Saved entries
****************

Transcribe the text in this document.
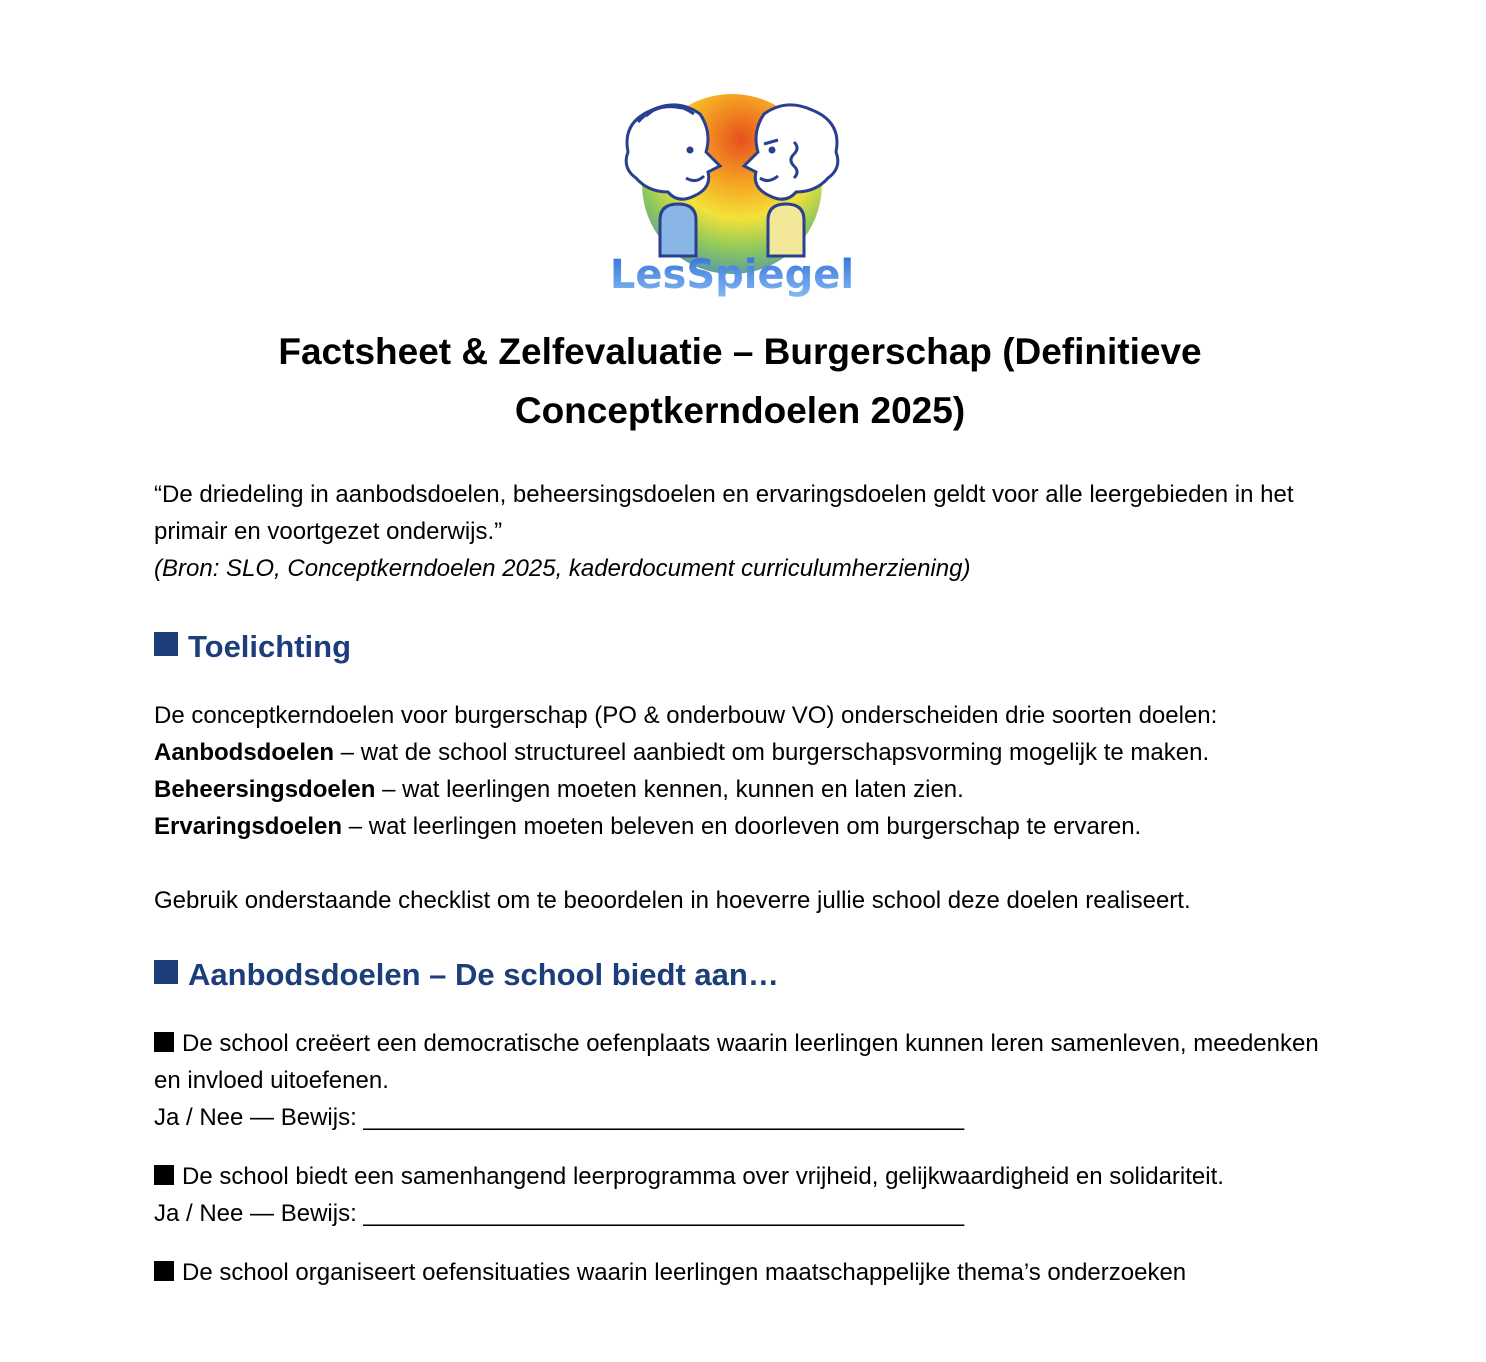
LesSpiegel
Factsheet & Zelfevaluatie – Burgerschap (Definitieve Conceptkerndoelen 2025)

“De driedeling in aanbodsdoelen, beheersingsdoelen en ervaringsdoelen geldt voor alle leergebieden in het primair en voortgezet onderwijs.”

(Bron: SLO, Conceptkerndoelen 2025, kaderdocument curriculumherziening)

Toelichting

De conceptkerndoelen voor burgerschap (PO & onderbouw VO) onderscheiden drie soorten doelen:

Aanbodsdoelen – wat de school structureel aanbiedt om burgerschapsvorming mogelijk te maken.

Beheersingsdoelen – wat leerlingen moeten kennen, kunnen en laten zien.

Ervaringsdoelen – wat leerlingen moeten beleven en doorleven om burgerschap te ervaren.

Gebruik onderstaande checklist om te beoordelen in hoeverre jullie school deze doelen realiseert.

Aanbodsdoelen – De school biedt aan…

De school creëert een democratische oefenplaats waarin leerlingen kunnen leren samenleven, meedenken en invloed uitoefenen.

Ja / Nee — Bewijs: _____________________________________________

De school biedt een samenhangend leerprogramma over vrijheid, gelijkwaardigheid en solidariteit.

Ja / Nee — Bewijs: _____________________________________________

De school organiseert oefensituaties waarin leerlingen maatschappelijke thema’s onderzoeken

****************

* **The problem**: All of the entries above should be duplicated exactly, except for the pictures.

* **Expected answer**:
Transcribe the text in this document.
LesSpiegel
Factsheet & Zelfevaluatie – Burgerschap (Definitieve Conceptkerndoelen 2025)

“De driedeling in aanbodsdoelen, beheersingsdoelen en ervaringsdoelen geldt voor alle leergebieden in het primair en voortgezet onderwijs.”

(Bron: SLO, Conceptkerndoelen 2025, kaderdocument curriculumherziening)

Toelichting

De conceptkerndoelen voor burgerschap (PO & onderbouw VO) onderscheiden drie soorten doelen:

Aanbodsdoelen – wat de school structureel aanbiedt om burgerschapsvorming mogelijk te maken.

Beheersingsdoelen – wat leerlingen moeten kennen, kunnen en laten zien.

Ervaringsdoelen – wat leerlingen moeten beleven en doorleven om burgerschap te ervaren.

Gebruik onderstaande checklist om te beoordelen in hoeverre jullie school deze doelen realiseert.

Aanbodsdoelen – De school biedt aan…

De school creëert een democratische oefenplaats waarin leerlingen kunnen leren samenleven, meedenken en invloed uitoefenen.

Ja / Nee — Bewijs: _____________________________________________

De school biedt een samenhangend leerprogramma over vrijheid, gelijkwaardigheid en solidariteit.

Ja / Nee — Bewijs: _____________________________________________

De school organiseert oefensituaties waarin leerlingen maatschappelijke thema’s onderzoeken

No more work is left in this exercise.